Information provided:
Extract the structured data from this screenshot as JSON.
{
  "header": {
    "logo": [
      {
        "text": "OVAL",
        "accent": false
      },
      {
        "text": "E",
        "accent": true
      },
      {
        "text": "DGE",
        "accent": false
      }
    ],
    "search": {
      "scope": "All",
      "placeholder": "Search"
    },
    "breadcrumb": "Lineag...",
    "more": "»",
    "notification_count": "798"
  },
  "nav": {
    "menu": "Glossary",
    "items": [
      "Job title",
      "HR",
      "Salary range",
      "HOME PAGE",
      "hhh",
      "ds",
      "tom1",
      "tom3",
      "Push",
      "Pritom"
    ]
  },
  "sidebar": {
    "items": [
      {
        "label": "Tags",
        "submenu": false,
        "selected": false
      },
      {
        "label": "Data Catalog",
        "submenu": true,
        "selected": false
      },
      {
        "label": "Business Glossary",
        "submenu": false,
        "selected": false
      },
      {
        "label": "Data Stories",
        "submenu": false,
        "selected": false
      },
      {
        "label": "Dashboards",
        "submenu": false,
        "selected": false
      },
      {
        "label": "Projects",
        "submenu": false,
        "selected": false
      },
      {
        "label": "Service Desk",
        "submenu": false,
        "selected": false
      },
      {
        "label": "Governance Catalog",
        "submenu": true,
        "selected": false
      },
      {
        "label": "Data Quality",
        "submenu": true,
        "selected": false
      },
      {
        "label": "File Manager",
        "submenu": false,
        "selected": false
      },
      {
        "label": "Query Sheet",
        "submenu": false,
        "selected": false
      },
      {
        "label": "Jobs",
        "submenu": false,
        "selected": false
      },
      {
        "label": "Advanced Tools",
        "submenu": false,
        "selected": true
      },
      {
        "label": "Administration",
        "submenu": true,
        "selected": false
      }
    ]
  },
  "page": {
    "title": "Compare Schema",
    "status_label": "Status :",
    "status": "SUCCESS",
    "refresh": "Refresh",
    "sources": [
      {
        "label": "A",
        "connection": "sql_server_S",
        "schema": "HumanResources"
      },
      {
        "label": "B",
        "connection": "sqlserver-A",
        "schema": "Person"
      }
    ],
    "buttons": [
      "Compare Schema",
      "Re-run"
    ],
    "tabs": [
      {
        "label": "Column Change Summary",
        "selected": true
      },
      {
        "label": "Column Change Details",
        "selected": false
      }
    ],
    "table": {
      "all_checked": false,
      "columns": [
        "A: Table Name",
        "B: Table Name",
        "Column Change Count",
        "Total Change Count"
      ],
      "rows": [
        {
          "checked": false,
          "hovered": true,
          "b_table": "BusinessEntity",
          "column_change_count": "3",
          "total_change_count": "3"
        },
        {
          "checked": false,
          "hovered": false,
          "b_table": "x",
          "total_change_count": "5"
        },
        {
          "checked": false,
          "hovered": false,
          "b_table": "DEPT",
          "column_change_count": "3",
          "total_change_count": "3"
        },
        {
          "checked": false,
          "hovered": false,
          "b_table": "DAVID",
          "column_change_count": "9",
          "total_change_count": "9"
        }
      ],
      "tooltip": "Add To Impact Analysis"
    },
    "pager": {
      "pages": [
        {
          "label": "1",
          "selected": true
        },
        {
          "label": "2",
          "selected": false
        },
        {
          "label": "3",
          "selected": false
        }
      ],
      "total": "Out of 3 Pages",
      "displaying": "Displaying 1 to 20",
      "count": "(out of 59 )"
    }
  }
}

What is being asked: Quote all the records exactly, please, leaving none out.

Result of this exercise:
Extract the structured data from this screenshot as JSON.
{
  "header": {
    "logo": [
      {
        "text": "OVAL",
        "accent": false
      },
      {
        "text": "E",
        "accent": true
      },
      {
        "text": "DGE",
        "accent": false
      }
    ],
    "search": {
      "scope": "All",
      "placeholder": "Search"
    },
    "breadcrumb": "Lineag...",
    "more": "»",
    "notification_count": "798"
  },
  "nav": {
    "menu": "Glossary",
    "items": [
      "Job title",
      "HR",
      "Salary range",
      "HOME PAGE",
      "hhh",
      "ds",
      "tom1",
      "tom3",
      "Push",
      "Pritom"
    ]
  },
  "sidebar": {
    "items": [
      {
        "label": "Tags",
        "submenu": false,
        "selected": false
      },
      {
        "label": "Data Catalog",
        "submenu": true,
        "selected": false
      },
      {
        "label": "Business Glossary",
        "submenu": false,
        "selected": false
      },
      {
        "label": "Data Stories",
        "submenu": false,
        "selected": false
      },
      {
        "label": "Dashboards",
        "submenu": false,
        "selected": false
      },
      {
        "label": "Projects",
        "submenu": false,
        "selected": false
      },
      {
        "label": "Service Desk",
        "submenu": false,
        "selected": false
      },
      {
        "label": "Governance Catalog",
        "submenu": true,
        "selected": false
      },
      {
        "label": "Data Quality",
        "submenu": true,
        "selected": false
      },
      {
        "label": "File Manager",
        "submenu": false,
        "selected": false
      },
      {
        "label": "Query Sheet",
        "submenu": false,
        "selected": false
      },
      {
        "label": "Jobs",
        "submenu": false,
        "selected": false
      },
      {
        "label": "Advanced Tools",
        "submenu": false,
        "selected": true
      },
      {
        "label": "Administration",
        "submenu": true,
        "selected": false
      }
    ]
  },
  "page": {
    "title": "Compare Schema",
    "status_label": "Status :",
    "status": "SUCCESS",
    "refresh": "Refresh",
    "sources": [
      {
        "label": "A",
        "connection": "sql_server_S",
        "schema": "HumanResources"
      },
      {
        "label": "B",
        "connection": "sqlserver-A",
        "schema": "Person"
      }
    ],
    "buttons": [
      "Compare Schema",
      "Re-run"
    ],
    "tabs": [
      {
        "label": "Column Change Summary",
        "selected": true
      },
      {
        "label": "Column Change Details",
        "selected": false
      }
    ],
    "table": {
      "all_checked": false,
      "columns": [
        "A: Table Name",
        "B: Table Name",
        "Column Change Count",
        "Total Change Count"
      ],
      "rows": [
        {
          "checked": false,
          "hovered": true,
          "b_table": "BusinessEntity",
          "column_change_count": "3",
          "total_change_count": "3"
        },
        {
          "checked": false,
          "hovered": false,
          "b_table": "x",
          "total_change_count": "5"
        },
        {
          "checked": false,
          "hovered": false,
          "b_table": "DEPT",
          "column_change_count": "3",
          "total_change_count": "3"
        },
        {
          "checked": false,
          "hovered": false,
          "b_table": "DAVID",
          "column_change_count": "9",
          "total_change_count": "9"
        }
      ],
      "tooltip": "Add To Impact Analysis"
    },
    "pager": {
      "pages": [
        {
          "label": "1",
          "selected": true
        },
        {
          "label": "2",
          "selected": false
        },
        {
          "label": "3",
          "selected": false
        }
      ],
      "total": "Out of 3 Pages",
      "displaying": "Displaying 1 to 20",
      "count": "(out of 59 )"
    }
  }
}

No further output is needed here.